> **DO THIS**: Drop every picture, then transcribe the remaining data exactly.
— Start —
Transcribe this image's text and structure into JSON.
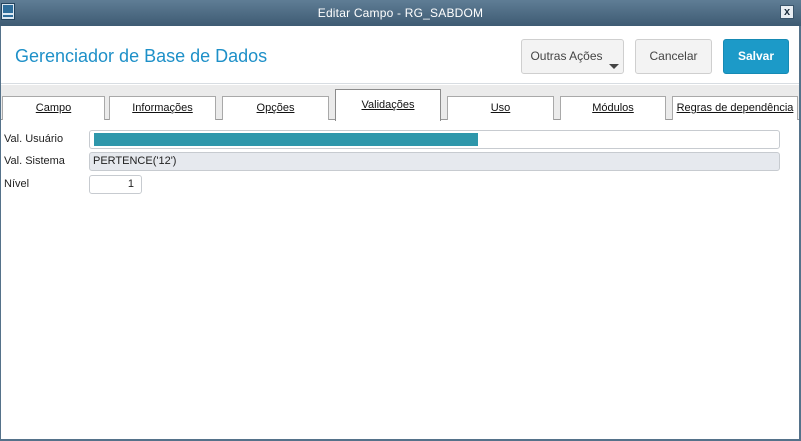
{
  "window": {
    "title": "Editar Campo - RG_SABDOM",
    "close_label": "x"
  },
  "header": {
    "title": "Gerenciador de Base de Dados",
    "other_actions_label": "Outras Ações",
    "cancel_label": "Cancelar",
    "save_label": "Salvar"
  },
  "tabs": [
    {
      "label": "Campo"
    },
    {
      "label": "Informações"
    },
    {
      "label": "Opções"
    },
    {
      "label": "Validações"
    },
    {
      "label": "Uso"
    },
    {
      "label": "Módulos"
    },
    {
      "label": "Regras de dependência"
    }
  ],
  "active_tab": "Validações",
  "form": {
    "val_usuario": {
      "label": "Val. Usuário",
      "value": ""
    },
    "val_sistema": {
      "label": "Val. Sistema",
      "value": "PERTENCE('12')"
    },
    "nivel": {
      "label": "Nível",
      "value": "1"
    }
  },
  "colors": {
    "accent": "#1c9ac8",
    "title_text": "#1e90c8",
    "selection": "#2e97ab",
    "titlebar": "#4a677f"
  },
  "icons": {
    "app": "app-window-icon",
    "close": "close-icon",
    "dropdown": "chevron-down-icon"
  }
}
— End —
> **TASK OUTPUT**:
Transcribe this image's text and structure into JSON.
{
  "window": {
    "title": "Editar Campo - RG_SABDOM",
    "close_label": "x"
  },
  "header": {
    "title": "Gerenciador de Base de Dados",
    "other_actions_label": "Outras Ações",
    "cancel_label": "Cancelar",
    "save_label": "Salvar"
  },
  "tabs": [
    {
      "label": "Campo"
    },
    {
      "label": "Informações"
    },
    {
      "label": "Opções"
    },
    {
      "label": "Validações"
    },
    {
      "label": "Uso"
    },
    {
      "label": "Módulos"
    },
    {
      "label": "Regras de dependência"
    }
  ],
  "active_tab": "Validações",
  "form": {
    "val_usuario": {
      "label": "Val. Usuário",
      "value": ""
    },
    "val_sistema": {
      "label": "Val. Sistema",
      "value": "PERTENCE('12')"
    },
    "nivel": {
      "label": "Nível",
      "value": "1"
    }
  },
  "colors": {
    "accent": "#1c9ac8",
    "title_text": "#1e90c8",
    "selection": "#2e97ab",
    "titlebar": "#4a677f"
  },
  "icons": {
    "app": "app-window-icon",
    "close": "close-icon",
    "dropdown": "chevron-down-icon"
  }
}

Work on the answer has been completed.